#### What this task involves:
Restate each of the lines given below, word for word.

#### Provided entries:
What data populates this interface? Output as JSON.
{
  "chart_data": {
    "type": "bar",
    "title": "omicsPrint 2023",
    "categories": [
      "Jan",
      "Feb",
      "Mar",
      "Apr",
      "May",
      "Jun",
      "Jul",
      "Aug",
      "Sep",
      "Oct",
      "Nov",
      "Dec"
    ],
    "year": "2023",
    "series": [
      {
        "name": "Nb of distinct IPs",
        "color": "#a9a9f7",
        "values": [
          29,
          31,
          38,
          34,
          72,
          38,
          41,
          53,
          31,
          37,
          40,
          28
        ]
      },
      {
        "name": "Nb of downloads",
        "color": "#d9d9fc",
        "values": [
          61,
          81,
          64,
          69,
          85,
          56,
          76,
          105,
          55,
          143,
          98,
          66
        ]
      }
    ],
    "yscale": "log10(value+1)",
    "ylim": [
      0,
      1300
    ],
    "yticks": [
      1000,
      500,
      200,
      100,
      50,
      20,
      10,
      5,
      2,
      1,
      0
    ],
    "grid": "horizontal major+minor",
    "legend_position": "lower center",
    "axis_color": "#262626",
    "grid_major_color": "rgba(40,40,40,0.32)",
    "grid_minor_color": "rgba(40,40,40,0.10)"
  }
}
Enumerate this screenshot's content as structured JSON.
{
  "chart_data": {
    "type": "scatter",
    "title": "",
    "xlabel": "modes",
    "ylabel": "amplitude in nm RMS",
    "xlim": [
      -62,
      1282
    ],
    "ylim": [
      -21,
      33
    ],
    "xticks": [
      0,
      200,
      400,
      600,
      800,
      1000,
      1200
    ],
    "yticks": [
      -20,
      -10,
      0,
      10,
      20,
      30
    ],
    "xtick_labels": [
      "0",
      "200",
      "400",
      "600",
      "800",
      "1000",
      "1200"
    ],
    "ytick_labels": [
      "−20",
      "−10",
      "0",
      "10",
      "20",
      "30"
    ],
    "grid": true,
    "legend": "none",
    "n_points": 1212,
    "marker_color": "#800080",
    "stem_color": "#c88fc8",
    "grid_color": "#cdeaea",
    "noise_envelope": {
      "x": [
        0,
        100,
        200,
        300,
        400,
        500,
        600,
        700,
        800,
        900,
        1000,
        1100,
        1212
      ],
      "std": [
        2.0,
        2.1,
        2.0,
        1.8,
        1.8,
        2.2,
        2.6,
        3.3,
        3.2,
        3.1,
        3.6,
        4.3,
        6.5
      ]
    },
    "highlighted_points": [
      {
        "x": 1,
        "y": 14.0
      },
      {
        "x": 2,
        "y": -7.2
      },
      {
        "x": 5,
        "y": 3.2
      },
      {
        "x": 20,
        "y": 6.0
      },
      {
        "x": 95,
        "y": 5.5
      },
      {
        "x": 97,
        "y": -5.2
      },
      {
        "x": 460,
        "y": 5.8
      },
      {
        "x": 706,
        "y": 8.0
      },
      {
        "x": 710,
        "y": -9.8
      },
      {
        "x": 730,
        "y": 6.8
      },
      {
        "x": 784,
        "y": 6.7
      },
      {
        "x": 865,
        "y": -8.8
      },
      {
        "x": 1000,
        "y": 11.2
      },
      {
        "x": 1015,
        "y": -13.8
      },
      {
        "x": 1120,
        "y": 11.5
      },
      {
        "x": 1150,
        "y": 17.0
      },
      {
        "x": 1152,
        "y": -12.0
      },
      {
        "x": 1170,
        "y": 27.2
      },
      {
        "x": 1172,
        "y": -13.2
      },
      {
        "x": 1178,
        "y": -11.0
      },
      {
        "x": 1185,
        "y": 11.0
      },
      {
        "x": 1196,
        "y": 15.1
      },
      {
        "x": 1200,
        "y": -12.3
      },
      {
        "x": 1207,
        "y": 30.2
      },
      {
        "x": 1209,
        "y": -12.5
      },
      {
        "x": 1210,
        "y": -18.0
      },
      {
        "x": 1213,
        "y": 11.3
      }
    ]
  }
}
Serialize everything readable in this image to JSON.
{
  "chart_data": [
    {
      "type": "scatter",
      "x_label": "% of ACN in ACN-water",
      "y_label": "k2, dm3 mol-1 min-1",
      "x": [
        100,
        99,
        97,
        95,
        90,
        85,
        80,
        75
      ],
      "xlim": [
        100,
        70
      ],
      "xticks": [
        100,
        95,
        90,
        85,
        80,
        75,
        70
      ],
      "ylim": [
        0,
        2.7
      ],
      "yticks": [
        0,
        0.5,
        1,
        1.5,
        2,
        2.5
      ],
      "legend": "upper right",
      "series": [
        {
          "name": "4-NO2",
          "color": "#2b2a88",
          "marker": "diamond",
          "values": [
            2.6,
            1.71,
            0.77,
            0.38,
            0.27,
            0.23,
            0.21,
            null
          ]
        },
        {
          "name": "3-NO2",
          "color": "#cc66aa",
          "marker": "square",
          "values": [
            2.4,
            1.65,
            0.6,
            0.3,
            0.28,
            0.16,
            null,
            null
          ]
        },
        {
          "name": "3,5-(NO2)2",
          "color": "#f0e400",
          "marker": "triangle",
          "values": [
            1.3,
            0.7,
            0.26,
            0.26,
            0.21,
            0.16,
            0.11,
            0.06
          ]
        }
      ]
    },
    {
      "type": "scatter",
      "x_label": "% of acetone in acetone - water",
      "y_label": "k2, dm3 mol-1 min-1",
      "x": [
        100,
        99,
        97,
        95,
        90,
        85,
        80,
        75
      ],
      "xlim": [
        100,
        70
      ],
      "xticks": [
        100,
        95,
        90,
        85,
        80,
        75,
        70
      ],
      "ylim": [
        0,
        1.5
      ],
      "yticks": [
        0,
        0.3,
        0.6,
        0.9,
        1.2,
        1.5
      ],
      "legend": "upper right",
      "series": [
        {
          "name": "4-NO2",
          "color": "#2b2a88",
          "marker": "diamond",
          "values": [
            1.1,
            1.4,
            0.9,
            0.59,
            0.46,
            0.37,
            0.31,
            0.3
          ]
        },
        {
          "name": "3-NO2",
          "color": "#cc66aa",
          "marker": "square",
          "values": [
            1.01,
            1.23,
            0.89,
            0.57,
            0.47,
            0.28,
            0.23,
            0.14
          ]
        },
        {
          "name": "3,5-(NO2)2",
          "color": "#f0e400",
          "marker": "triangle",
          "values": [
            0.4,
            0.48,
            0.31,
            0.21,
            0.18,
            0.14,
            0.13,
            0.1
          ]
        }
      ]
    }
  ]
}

#### Exercise output:
What data populates this interface? Output as JSON.
{
  "chart_data": {
    "type": "bar",
    "title": "omicsPrint 2023",
    "categories": [
      "Jan",
      "Feb",
      "Mar",
      "Apr",
      "May",
      "Jun",
      "Jul",
      "Aug",
      "Sep",
      "Oct",
      "Nov",
      "Dec"
    ],
    "year": "2023",
    "series": [
      {
        "name": "Nb of distinct IPs",
        "color": "#a9a9f7",
        "values": [
          29,
          31,
          38,
          34,
          72,
          38,
          41,
          53,
          31,
          37,
          40,
          28
        ]
      },
      {
        "name": "Nb of downloads",
        "color": "#d9d9fc",
        "values": [
          61,
          81,
          64,
          69,
          85,
          56,
          76,
          105,
          55,
          143,
          98,
          66
        ]
      }
    ],
    "yscale": "log10(value+1)",
    "ylim": [
      0,
      1300
    ],
    "yticks": [
      1000,
      500,
      200,
      100,
      50,
      20,
      10,
      5,
      2,
      1,
      0
    ],
    "grid": "horizontal major+minor",
    "legend_position": "lower center",
    "axis_color": "#262626",
    "grid_major_color": "rgba(40,40,40,0.32)",
    "grid_minor_color": "rgba(40,40,40,0.10)"
  }
}
Enumerate this screenshot's content as structured JSON.
{
  "chart_data": {
    "type": "scatter",
    "title": "",
    "xlabel": "modes",
    "ylabel": "amplitude in nm RMS",
    "xlim": [
      -62,
      1282
    ],
    "ylim": [
      -21,
      33
    ],
    "xticks": [
      0,
      200,
      400,
      600,
      800,
      1000,
      1200
    ],
    "yticks": [
      -20,
      -10,
      0,
      10,
      20,
      30
    ],
    "xtick_labels": [
      "0",
      "200",
      "400",
      "600",
      "800",
      "1000",
      "1200"
    ],
    "ytick_labels": [
      "−20",
      "−10",
      "0",
      "10",
      "20",
      "30"
    ],
    "grid": true,
    "legend": "none",
    "n_points": 1212,
    "marker_color": "#800080",
    "stem_color": "#c88fc8",
    "grid_color": "#cdeaea",
    "noise_envelope": {
      "x": [
        0,
        100,
        200,
        300,
        400,
        500,
        600,
        700,
        800,
        900,
        1000,
        1100,
        1212
      ],
      "std": [
        2.0,
        2.1,
        2.0,
        1.8,
        1.8,
        2.2,
        2.6,
        3.3,
        3.2,
        3.1,
        3.6,
        4.3,
        6.5
      ]
    },
    "highlighted_points": [
      {
        "x": 1,
        "y": 14.0
      },
      {
        "x": 2,
        "y": -7.2
      },
      {
        "x": 5,
        "y": 3.2
      },
      {
        "x": 20,
        "y": 6.0
      },
      {
        "x": 95,
        "y": 5.5
      },
      {
        "x": 97,
        "y": -5.2
      },
      {
        "x": 460,
        "y": 5.8
      },
      {
        "x": 706,
        "y": 8.0
      },
      {
        "x": 710,
        "y": -9.8
      },
      {
        "x": 730,
        "y": 6.8
      },
      {
        "x": 784,
        "y": 6.7
      },
      {
        "x": 865,
        "y": -8.8
      },
      {
        "x": 1000,
        "y": 11.2
      },
      {
        "x": 1015,
        "y": -13.8
      },
      {
        "x": 1120,
        "y": 11.5
      },
      {
        "x": 1150,
        "y": 17.0
      },
      {
        "x": 1152,
        "y": -12.0
      },
      {
        "x": 1170,
        "y": 27.2
      },
      {
        "x": 1172,
        "y": -13.2
      },
      {
        "x": 1178,
        "y": -11.0
      },
      {
        "x": 1185,
        "y": 11.0
      },
      {
        "x": 1196,
        "y": 15.1
      },
      {
        "x": 1200,
        "y": -12.3
      },
      {
        "x": 1207,
        "y": 30.2
      },
      {
        "x": 1209,
        "y": -12.5
      },
      {
        "x": 1210,
        "y": -18.0
      },
      {
        "x": 1213,
        "y": 11.3
      }
    ]
  }
}
Serialize everything readable in this image to JSON.
{
  "chart_data": [
    {
      "type": "scatter",
      "x_label": "% of ACN in ACN-water",
      "y_label": "k2, dm3 mol-1 min-1",
      "x": [
        100,
        99,
        97,
        95,
        90,
        85,
        80,
        75
      ],
      "xlim": [
        100,
        70
      ],
      "xticks": [
        100,
        95,
        90,
        85,
        80,
        75,
        70
      ],
      "ylim": [
        0,
        2.7
      ],
      "yticks": [
        0,
        0.5,
        1,
        1.5,
        2,
        2.5
      ],
      "legend": "upper right",
      "series": [
        {
          "name": "4-NO2",
          "color": "#2b2a88",
          "marker": "diamond",
          "values": [
            2.6,
            1.71,
            0.77,
            0.38,
            0.27,
            0.23,
            0.21,
            null
          ]
        },
        {
          "name": "3-NO2",
          "color": "#cc66aa",
          "marker": "square",
          "values": [
            2.4,
            1.65,
            0.6,
            0.3,
            0.28,
            0.16,
            null,
            null
          ]
        },
        {
          "name": "3,5-(NO2)2",
          "color": "#f0e400",
          "marker": "triangle",
          "values": [
            1.3,
            0.7,
            0.26,
            0.26,
            0.21,
            0.16,
            0.11,
            0.06
          ]
        }
      ]
    },
    {
      "type": "scatter",
      "x_label": "% of acetone in acetone - water",
      "y_label": "k2, dm3 mol-1 min-1",
      "x": [
        100,
        99,
        97,
        95,
        90,
        85,
        80,
        75
      ],
      "xlim": [
        100,
        70
      ],
      "xticks": [
        100,
        95,
        90,
        85,
        80,
        75,
        70
      ],
      "ylim": [
        0,
        1.5
      ],
      "yticks": [
        0,
        0.3,
        0.6,
        0.9,
        1.2,
        1.5
      ],
      "legend": "upper right",
      "series": [
        {
          "name": "4-NO2",
          "color": "#2b2a88",
          "marker": "diamond",
          "values": [
            1.1,
            1.4,
            0.9,
            0.59,
            0.46,
            0.37,
            0.31,
            0.3
          ]
        },
        {
          "name": "3-NO2",
          "color": "#cc66aa",
          "marker": "square",
          "values": [
            1.01,
            1.23,
            0.89,
            0.57,
            0.47,
            0.28,
            0.23,
            0.14
          ]
        },
        {
          "name": "3,5-(NO2)2",
          "color": "#f0e400",
          "marker": "triangle",
          "values": [
            0.4,
            0.48,
            0.31,
            0.21,
            0.18,
            0.14,
            0.13,
            0.1
          ]
        }
      ]
    }
  ]
}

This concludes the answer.